[Figure collection entries]

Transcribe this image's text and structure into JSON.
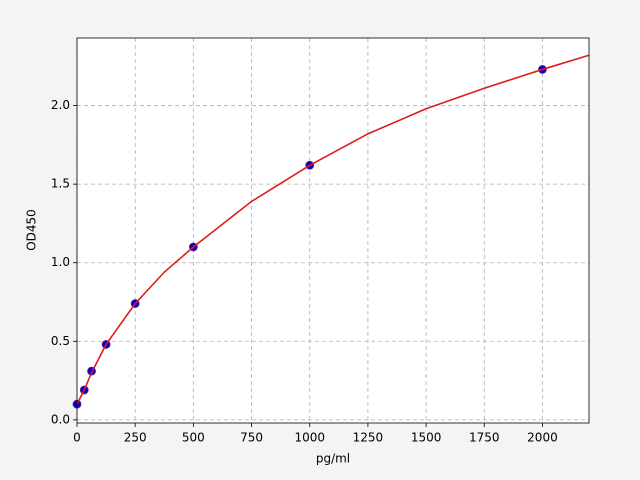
{
  "chart_data": {
    "type": "scatter",
    "xlabel": "pg/ml",
    "ylabel": "OD450",
    "xlim": [
      0,
      2200
    ],
    "ylim": [
      -0.02,
      2.43
    ],
    "xticks": [
      0,
      250,
      500,
      750,
      1000,
      1250,
      1500,
      1750,
      2000
    ],
    "yticks": [
      {
        "value": 0,
        "label": "0.0"
      },
      0.5,
      {
        "value": 1,
        "label": "1.0"
      },
      1.5,
      {
        "value": 2,
        "label": "2.0"
      }
    ],
    "grid": true,
    "series": [
      {
        "type": "line",
        "color": "#dd1c1c",
        "x": [
          0,
          31.25,
          62.5,
          125,
          250,
          375,
          500,
          750,
          1000,
          1250,
          1500,
          1750,
          2000,
          2200
        ],
        "values": [
          0.1,
          0.19,
          0.3,
          0.48,
          0.74,
          0.94,
          1.1,
          1.39,
          1.62,
          1.82,
          1.98,
          2.11,
          2.23,
          2.32
        ]
      },
      {
        "type": "scatter",
        "color": "#0000cc",
        "x": [
          0,
          31.25,
          62.5,
          125,
          250,
          500,
          1000,
          2000
        ],
        "values": [
          0.1,
          0.19,
          0.31,
          0.48,
          0.74,
          1.1,
          1.62,
          2.23
        ]
      }
    ]
  }
}
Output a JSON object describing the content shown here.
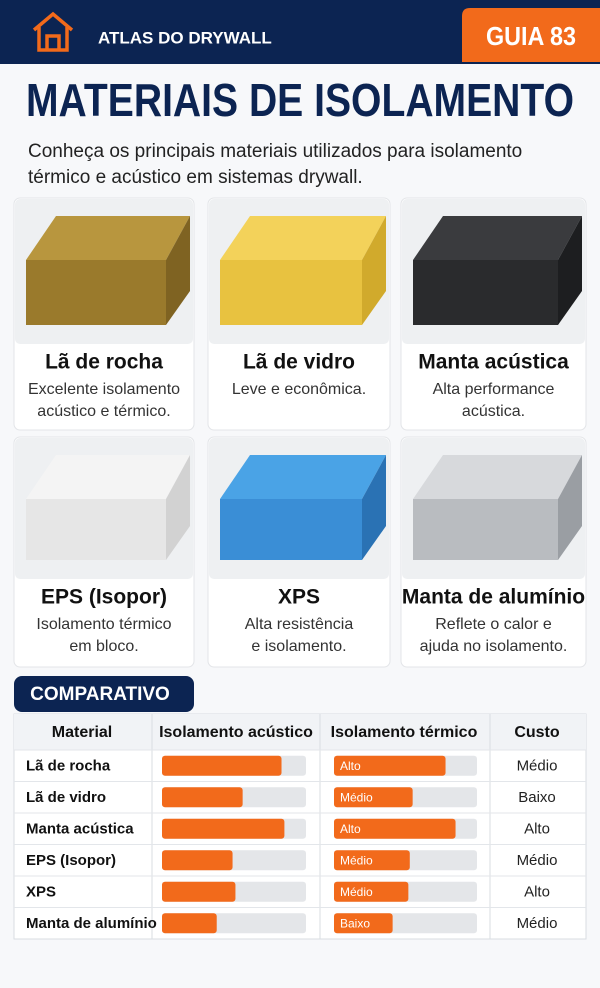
{
  "header": {
    "brand": "ATLAS DO DRYWALL",
    "badge": "GUIA 83"
  },
  "title": "MATERIAIS DE ISOLAMENTO",
  "subtitle": [
    "Conheça os principais materiais utilizados para isolamento",
    "térmico e acústico em sistemas drywall."
  ],
  "cards": [
    {
      "name": "Lã de rocha",
      "desc": [
        "Excelente isolamento",
        "acústico e térmico."
      ]
    },
    {
      "name": "Lã de vidro",
      "desc": [
        "Leve e econômica."
      ]
    },
    {
      "name": "Manta acústica",
      "desc": [
        "Alta performance",
        "acústica."
      ]
    },
    {
      "name": "EPS (Isopor)",
      "desc": [
        "Isolamento térmico",
        "em bloco."
      ]
    },
    {
      "name": "XPS",
      "desc": [
        "Alta resistência",
        "e isolamento."
      ]
    },
    {
      "name": "Manta de alumínio",
      "desc": [
        "Reflete o calor e",
        "ajuda no isolamento."
      ]
    }
  ],
  "comparison": {
    "title": "COMPARATIVO",
    "headers": [
      "Material",
      "Isolamento acústico",
      "Isolamento térmico",
      "Custo"
    ],
    "rows": [
      {
        "material": "Lã de rocha",
        "acoustic": 83,
        "thermal": 78,
        "thermal_label": "Alto",
        "cost": "Médio"
      },
      {
        "material": "Lã de vidro",
        "acoustic": 56,
        "thermal": 55,
        "thermal_label": "Médio",
        "cost": "Baixo"
      },
      {
        "material": "Manta acústica",
        "acoustic": 85,
        "thermal": 85,
        "thermal_label": "Alto",
        "cost": "Alto"
      },
      {
        "material": "EPS (Isopor)",
        "acoustic": 49,
        "thermal": 53,
        "thermal_label": "Médio",
        "cost": "Médio"
      },
      {
        "material": "XPS",
        "acoustic": 51,
        "thermal": 52,
        "thermal_label": "Médio",
        "cost": "Alto"
      },
      {
        "material": "Manta de alumínio",
        "acoustic": 38,
        "thermal": 41,
        "thermal_label": "Baixo",
        "cost": "Médio"
      }
    ]
  }
}
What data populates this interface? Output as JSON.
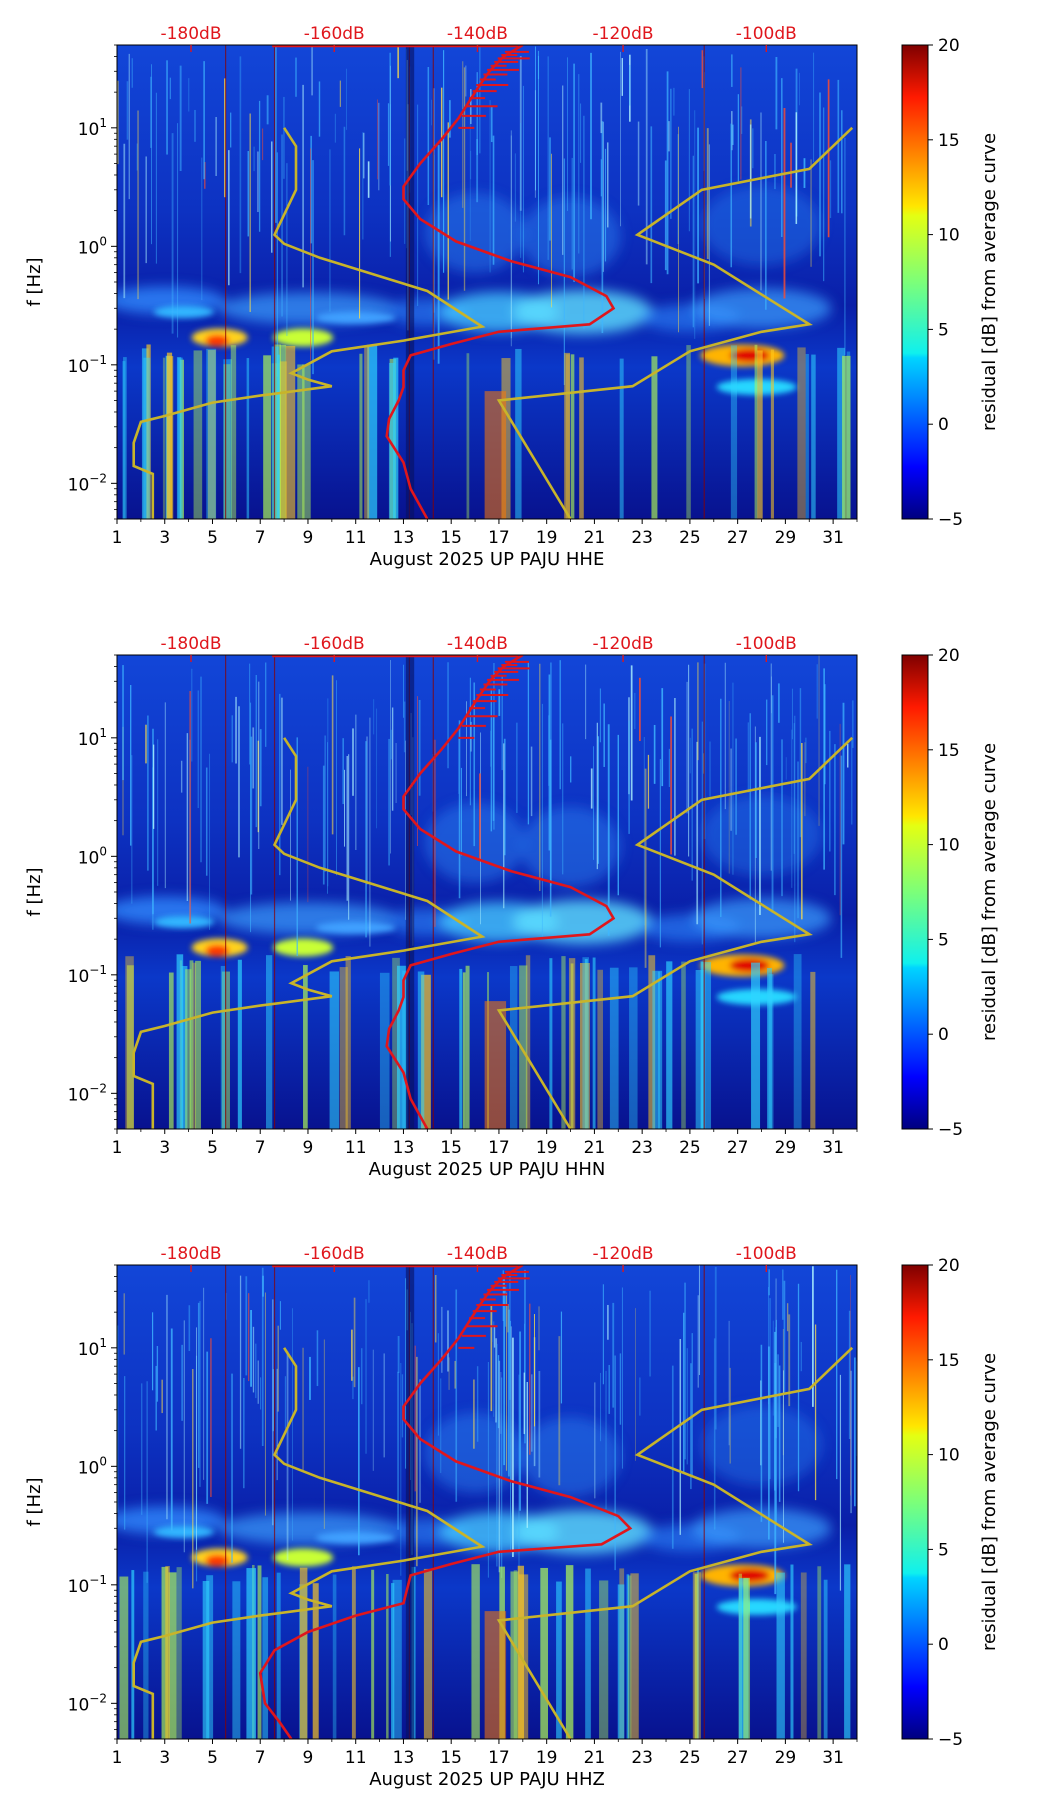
{
  "chart_data": [
    {
      "type": "heatmap",
      "xlabel": "August 2025 UP PAJU  HHE",
      "ylabel": "f [Hz]",
      "x_range": [
        1,
        32
      ],
      "x_ticks": [
        "1",
        "3",
        "5",
        "7",
        "9",
        "11",
        "13",
        "15",
        "17",
        "19",
        "21",
        "23",
        "25",
        "27",
        "29",
        "31"
      ],
      "y_range": [
        0.005,
        50
      ],
      "y_scale": "log",
      "y_ticks": [
        {
          "base": "10",
          "exp": "1",
          "value": 10
        },
        {
          "base": "10",
          "exp": "0",
          "value": 1
        },
        {
          "base": "10",
          "exp": "−1",
          "value": 0.1
        },
        {
          "base": "10",
          "exp": "−2",
          "value": 0.01
        }
      ],
      "top_scale_labels": [
        "-180dB",
        "-160dB",
        "-140dB",
        "-120dB",
        "-100dB"
      ],
      "colorbar": {
        "label": "residual [dB] from average curve",
        "min": -5,
        "max": 20,
        "ticks": [
          "20",
          "15",
          "10",
          "5",
          "0",
          "−5"
        ]
      }
    },
    {
      "type": "heatmap",
      "xlabel": "August 2025 UP PAJU  HHN",
      "ylabel": "f [Hz]",
      "x_range": [
        1,
        32
      ],
      "x_ticks": [
        "1",
        "3",
        "5",
        "7",
        "9",
        "11",
        "13",
        "15",
        "17",
        "19",
        "21",
        "23",
        "25",
        "27",
        "29",
        "31"
      ],
      "y_range": [
        0.005,
        50
      ],
      "y_scale": "log",
      "y_ticks": [
        {
          "base": "10",
          "exp": "1",
          "value": 10
        },
        {
          "base": "10",
          "exp": "0",
          "value": 1
        },
        {
          "base": "10",
          "exp": "−1",
          "value": 0.1
        },
        {
          "base": "10",
          "exp": "−2",
          "value": 0.01
        }
      ],
      "top_scale_labels": [
        "-180dB",
        "-160dB",
        "-140dB",
        "-120dB",
        "-100dB"
      ],
      "colorbar": {
        "label": "residual [dB] from average curve",
        "min": -5,
        "max": 20,
        "ticks": [
          "20",
          "15",
          "10",
          "5",
          "0",
          "−5"
        ]
      }
    },
    {
      "type": "heatmap",
      "xlabel": "August 2025 UP PAJU  HHZ",
      "ylabel": "f [Hz]",
      "x_range": [
        1,
        32
      ],
      "x_ticks": [
        "1",
        "3",
        "5",
        "7",
        "9",
        "11",
        "13",
        "15",
        "17",
        "19",
        "21",
        "23",
        "25",
        "27",
        "29",
        "31"
      ],
      "y_range": [
        0.005,
        50
      ],
      "y_scale": "log",
      "y_ticks": [
        {
          "base": "10",
          "exp": "1",
          "value": 10
        },
        {
          "base": "10",
          "exp": "0",
          "value": 1
        },
        {
          "base": "10",
          "exp": "−1",
          "value": 0.1
        },
        {
          "base": "10",
          "exp": "−2",
          "value": 0.01
        }
      ],
      "top_scale_labels": [
        "-180dB",
        "-160dB",
        "-140dB",
        "-120dB",
        "-100dB"
      ],
      "colorbar": {
        "label": "residual [dB] from average curve",
        "min": -5,
        "max": 20,
        "ticks": [
          "20",
          "15",
          "10",
          "5",
          "0",
          "−5"
        ]
      }
    }
  ],
  "colors": {
    "model_curves": "#c8b42a",
    "station_curve": "#e0161c",
    "top_labels": "#e0161c",
    "background": "#0b1a9a"
  }
}
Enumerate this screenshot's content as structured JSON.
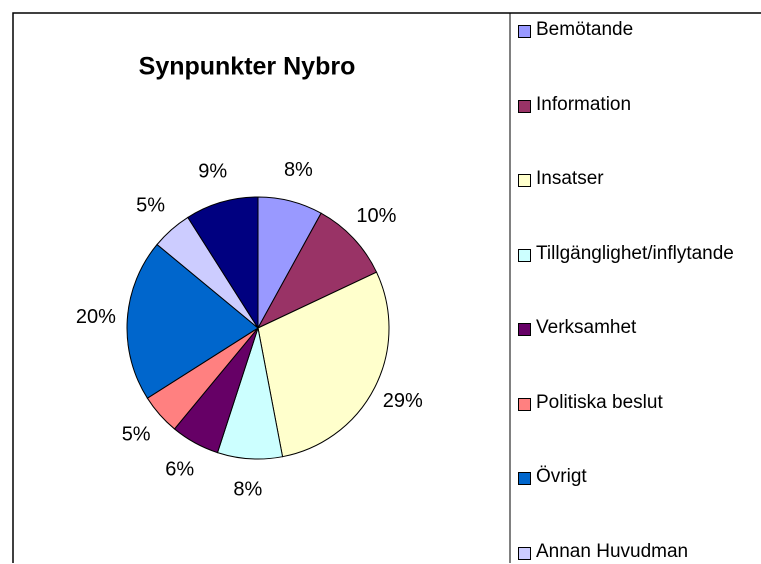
{
  "chart_data": {
    "type": "pie",
    "title": "Synpunkter Nybro",
    "categories": [
      "Bemötande",
      "Information",
      "Insatser",
      "Tillgänglighet/inflytande",
      "Verksamhet",
      "Politiska beslut",
      "Övrigt",
      "Annan Huvudman",
      null
    ],
    "values": [
      8,
      10,
      29,
      8,
      6,
      5,
      20,
      5,
      9
    ],
    "value_labels": [
      "8%",
      "10%",
      "29%",
      "8%",
      "6%",
      "5%",
      "20%",
      "5%",
      "9%"
    ],
    "colors": [
      "#9999ff",
      "#993366",
      "#ffffcc",
      "#ccffff",
      "#660066",
      "#ff8080",
      "#0066cc",
      "#ccccff",
      "#000080"
    ],
    "legend": "right"
  }
}
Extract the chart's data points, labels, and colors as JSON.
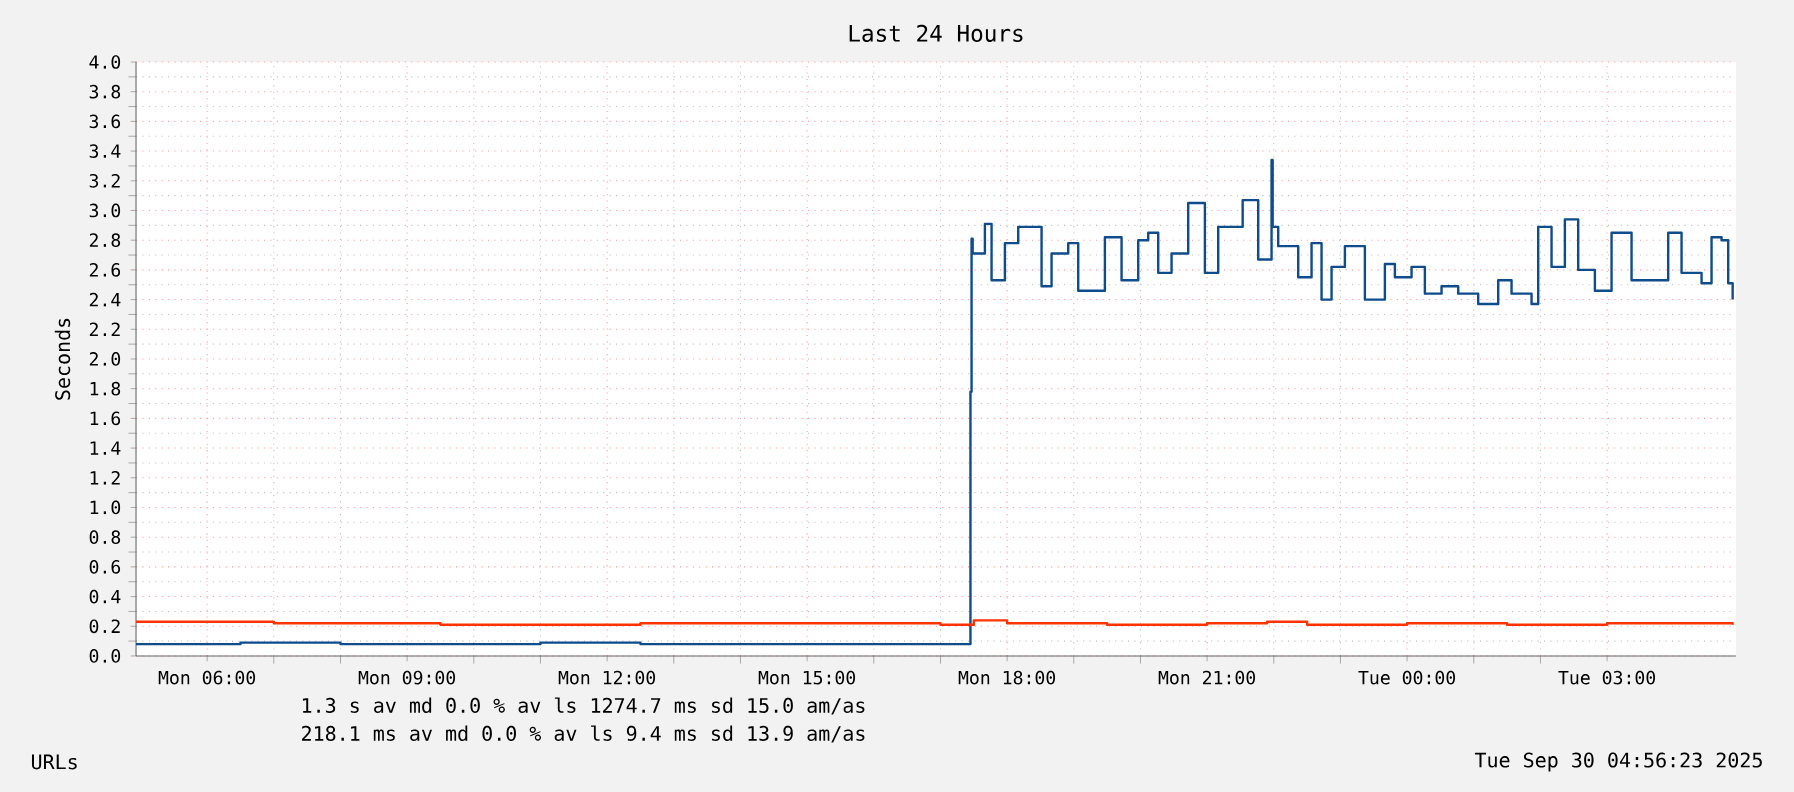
{
  "chart_data": {
    "type": "step",
    "title": "Last 24 Hours",
    "ylabel": "Seconds",
    "xlim": [
      "2025-09-29T04:56",
      "2025-09-30T04:56"
    ],
    "xticks": [
      {
        "value": "2025-09-29T06:00",
        "label": "Mon 06:00"
      },
      {
        "value": "2025-09-29T09:00",
        "label": "Mon 09:00"
      },
      {
        "value": "2025-09-29T12:00",
        "label": "Mon 12:00"
      },
      {
        "value": "2025-09-29T15:00",
        "label": "Mon 15:00"
      },
      {
        "value": "2025-09-29T18:00",
        "label": "Mon 18:00"
      },
      {
        "value": "2025-09-29T21:00",
        "label": "Mon 21:00"
      },
      {
        "value": "2025-09-30T00:00",
        "label": "Tue 00:00"
      },
      {
        "value": "2025-09-30T03:00",
        "label": "Tue 03:00"
      }
    ],
    "ylim": [
      0,
      4.0
    ],
    "yticks": [
      {
        "value": 0,
        "label": "0.0"
      },
      {
        "value": 0.2,
        "label": "0.2"
      },
      {
        "value": 0.4,
        "label": "0.4"
      },
      {
        "value": 0.6,
        "label": "0.6"
      },
      {
        "value": 0.8,
        "label": "0.8"
      },
      {
        "value": 1.0,
        "label": "1.0"
      },
      {
        "value": 1.2,
        "label": "1.2"
      },
      {
        "value": 1.4,
        "label": "1.4"
      },
      {
        "value": 1.6,
        "label": "1.6"
      },
      {
        "value": 1.8,
        "label": "1.8"
      },
      {
        "value": 2.0,
        "label": "2.0"
      },
      {
        "value": 2.2,
        "label": "2.2"
      },
      {
        "value": 2.4,
        "label": "2.4"
      },
      {
        "value": 2.6,
        "label": "2.6"
      },
      {
        "value": 2.8,
        "label": "2.8"
      },
      {
        "value": 3.0,
        "label": "3.0"
      },
      {
        "value": 3.2,
        "label": "3.2"
      },
      {
        "value": 3.4,
        "label": "3.4"
      },
      {
        "value": 3.6,
        "label": "3.6"
      },
      {
        "value": 3.8,
        "label": "3.8"
      },
      {
        "value": 4.0,
        "label": "4.0"
      }
    ],
    "grid": true,
    "series": [
      {
        "color": "#0f4c8c",
        "x": [
          "2025-09-29T04:56",
          "2025-09-29T06:30",
          "2025-09-29T08:00",
          "2025-09-29T09:30",
          "2025-09-29T11:00",
          "2025-09-29T12:30",
          "2025-09-29T14:00",
          "2025-09-29T15:30",
          "2025-09-29T17:00",
          "2025-09-29T17:27",
          "2025-09-29T17:28",
          "2025-09-29T17:29",
          "2025-09-29T17:40",
          "2025-09-29T17:46",
          "2025-09-29T17:58",
          "2025-09-29T18:10",
          "2025-09-29T18:31",
          "2025-09-29T18:40",
          "2025-09-29T18:55",
          "2025-09-29T19:04",
          "2025-09-29T19:28",
          "2025-09-29T19:43",
          "2025-09-29T19:58",
          "2025-09-29T20:07",
          "2025-09-29T20:16",
          "2025-09-29T20:28",
          "2025-09-29T20:43",
          "2025-09-29T20:58",
          "2025-09-29T21:10",
          "2025-09-29T21:32",
          "2025-09-29T21:46",
          "2025-09-29T21:58",
          "2025-09-29T21:59",
          "2025-09-29T22:04",
          "2025-09-29T22:22",
          "2025-09-29T22:34",
          "2025-09-29T22:43",
          "2025-09-29T22:52",
          "2025-09-29T23:04",
          "2025-09-29T23:22",
          "2025-09-29T23:40",
          "2025-09-29T23:49",
          "2025-09-30T00:04",
          "2025-09-30T00:16",
          "2025-09-30T00:31",
          "2025-09-30T00:46",
          "2025-09-30T01:04",
          "2025-09-30T01:22",
          "2025-09-30T01:34",
          "2025-09-30T01:52",
          "2025-09-30T01:58",
          "2025-09-30T02:10",
          "2025-09-30T02:22",
          "2025-09-30T02:34",
          "2025-09-30T02:49",
          "2025-09-30T03:04",
          "2025-09-30T03:22",
          "2025-09-30T03:55",
          "2025-09-30T04:07",
          "2025-09-30T04:25",
          "2025-09-30T04:34",
          "2025-09-30T04:43",
          "2025-09-30T04:49",
          "2025-09-30T04:53"
        ],
        "values": [
          0.08,
          0.09,
          0.08,
          0.08,
          0.09,
          0.08,
          0.08,
          0.08,
          0.08,
          1.78,
          2.81,
          2.71,
          2.91,
          2.53,
          2.78,
          2.89,
          2.49,
          2.71,
          2.78,
          2.46,
          2.82,
          2.53,
          2.8,
          2.85,
          2.58,
          2.71,
          3.05,
          2.58,
          2.89,
          3.07,
          2.67,
          3.34,
          2.89,
          2.76,
          2.55,
          2.78,
          2.4,
          2.62,
          2.76,
          2.4,
          2.64,
          2.55,
          2.62,
          2.44,
          2.49,
          2.44,
          2.37,
          2.53,
          2.44,
          2.37,
          2.89,
          2.62,
          2.94,
          2.6,
          2.46,
          2.85,
          2.53,
          2.85,
          2.58,
          2.51,
          2.82,
          2.8,
          2.51,
          2.4
        ]
      },
      {
        "color": "#ff3300",
        "x": [
          "2025-09-29T04:56",
          "2025-09-29T06:00",
          "2025-09-29T07:00",
          "2025-09-29T08:00",
          "2025-09-29T09:30",
          "2025-09-29T11:00",
          "2025-09-29T12:30",
          "2025-09-29T14:00",
          "2025-09-29T15:30",
          "2025-09-29T17:00",
          "2025-09-29T17:30",
          "2025-09-29T18:00",
          "2025-09-29T19:30",
          "2025-09-29T21:00",
          "2025-09-29T21:54",
          "2025-09-29T22:30",
          "2025-09-30T00:00",
          "2025-09-30T01:30",
          "2025-09-30T03:00",
          "2025-09-30T04:00",
          "2025-09-30T04:53"
        ],
        "values": [
          0.23,
          0.23,
          0.22,
          0.22,
          0.21,
          0.21,
          0.22,
          0.22,
          0.22,
          0.21,
          0.24,
          0.22,
          0.21,
          0.22,
          0.23,
          0.21,
          0.22,
          0.21,
          0.22,
          0.22,
          0.21
        ]
      }
    ],
    "annotations": [
      "1.3 s av md 0.0 % av ls 1274.7 ms sd 15.0 am/as",
      "218.1 ms av md 0.0 % av ls 9.4 ms sd 13.9 am/as",
      "URLs",
      "Tue Sep 30 04:56:23 2025"
    ]
  }
}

## Task description
How many lines in the entries contain the string "vidro"? Answer with the number only.

## Answer to this exercise
2